▸ **Stated goal**
Drop the pictures, then extract the listing word for word.

▸ **Rows**
------------------------------
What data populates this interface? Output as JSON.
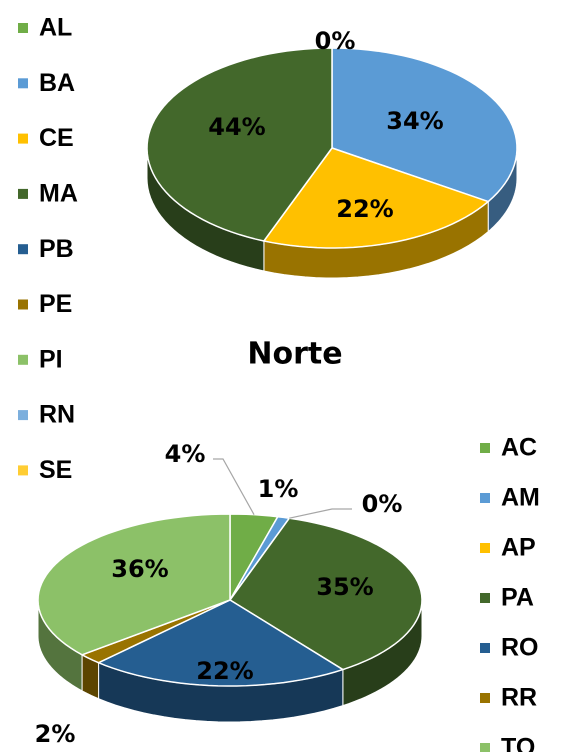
{
  "chart_data": [
    {
      "type": "pie",
      "categories": [
        "AL",
        "BA",
        "CE",
        "MA",
        "PB",
        "PE",
        "PI",
        "RN",
        "SE"
      ],
      "values": [
        0,
        34,
        22,
        44,
        null,
        null,
        null,
        null,
        null
      ],
      "value_labels": [
        "0%",
        "34%",
        "22%",
        "44%",
        null,
        null,
        null,
        null,
        null
      ],
      "colors": [
        "#70ad47",
        "#5b9bd5",
        "#ffc000",
        "#43682b",
        "#255e91",
        "#997300",
        "#8cc168",
        "#7cafdd",
        "#ffcd33"
      ],
      "legend": "left"
    },
    {
      "type": "pie",
      "title": "Norte",
      "categories": [
        "AC",
        "AM",
        "AP",
        "PA",
        "RO",
        "RR",
        "TO"
      ],
      "values": [
        4,
        1,
        0,
        35,
        22,
        2,
        36
      ],
      "value_labels": [
        "4%",
        "1%",
        "0%",
        "35%",
        "22%",
        "2%",
        "36%"
      ],
      "colors": [
        "#70ad47",
        "#5b9bd5",
        "#ffc000",
        "#43682b",
        "#255e91",
        "#997300",
        "#8cc168"
      ],
      "legend": "right"
    }
  ]
}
------------------------------
▸ **Final result**
What data populates this interface? Output as JSON.
{
  "chart_data": [
    {
      "type": "pie",
      "categories": [
        "AL",
        "BA",
        "CE",
        "MA",
        "PB",
        "PE",
        "PI",
        "RN",
        "SE"
      ],
      "values": [
        0,
        34,
        22,
        44,
        null,
        null,
        null,
        null,
        null
      ],
      "value_labels": [
        "0%",
        "34%",
        "22%",
        "44%",
        null,
        null,
        null,
        null,
        null
      ],
      "colors": [
        "#70ad47",
        "#5b9bd5",
        "#ffc000",
        "#43682b",
        "#255e91",
        "#997300",
        "#8cc168",
        "#7cafdd",
        "#ffcd33"
      ],
      "legend": "left"
    },
    {
      "type": "pie",
      "title": "Norte",
      "categories": [
        "AC",
        "AM",
        "AP",
        "PA",
        "RO",
        "RR",
        "TO"
      ],
      "values": [
        4,
        1,
        0,
        35,
        22,
        2,
        36
      ],
      "value_labels": [
        "4%",
        "1%",
        "0%",
        "35%",
        "22%",
        "2%",
        "36%"
      ],
      "colors": [
        "#70ad47",
        "#5b9bd5",
        "#ffc000",
        "#43682b",
        "#255e91",
        "#997300",
        "#8cc168"
      ],
      "legend": "right"
    }
  ]
}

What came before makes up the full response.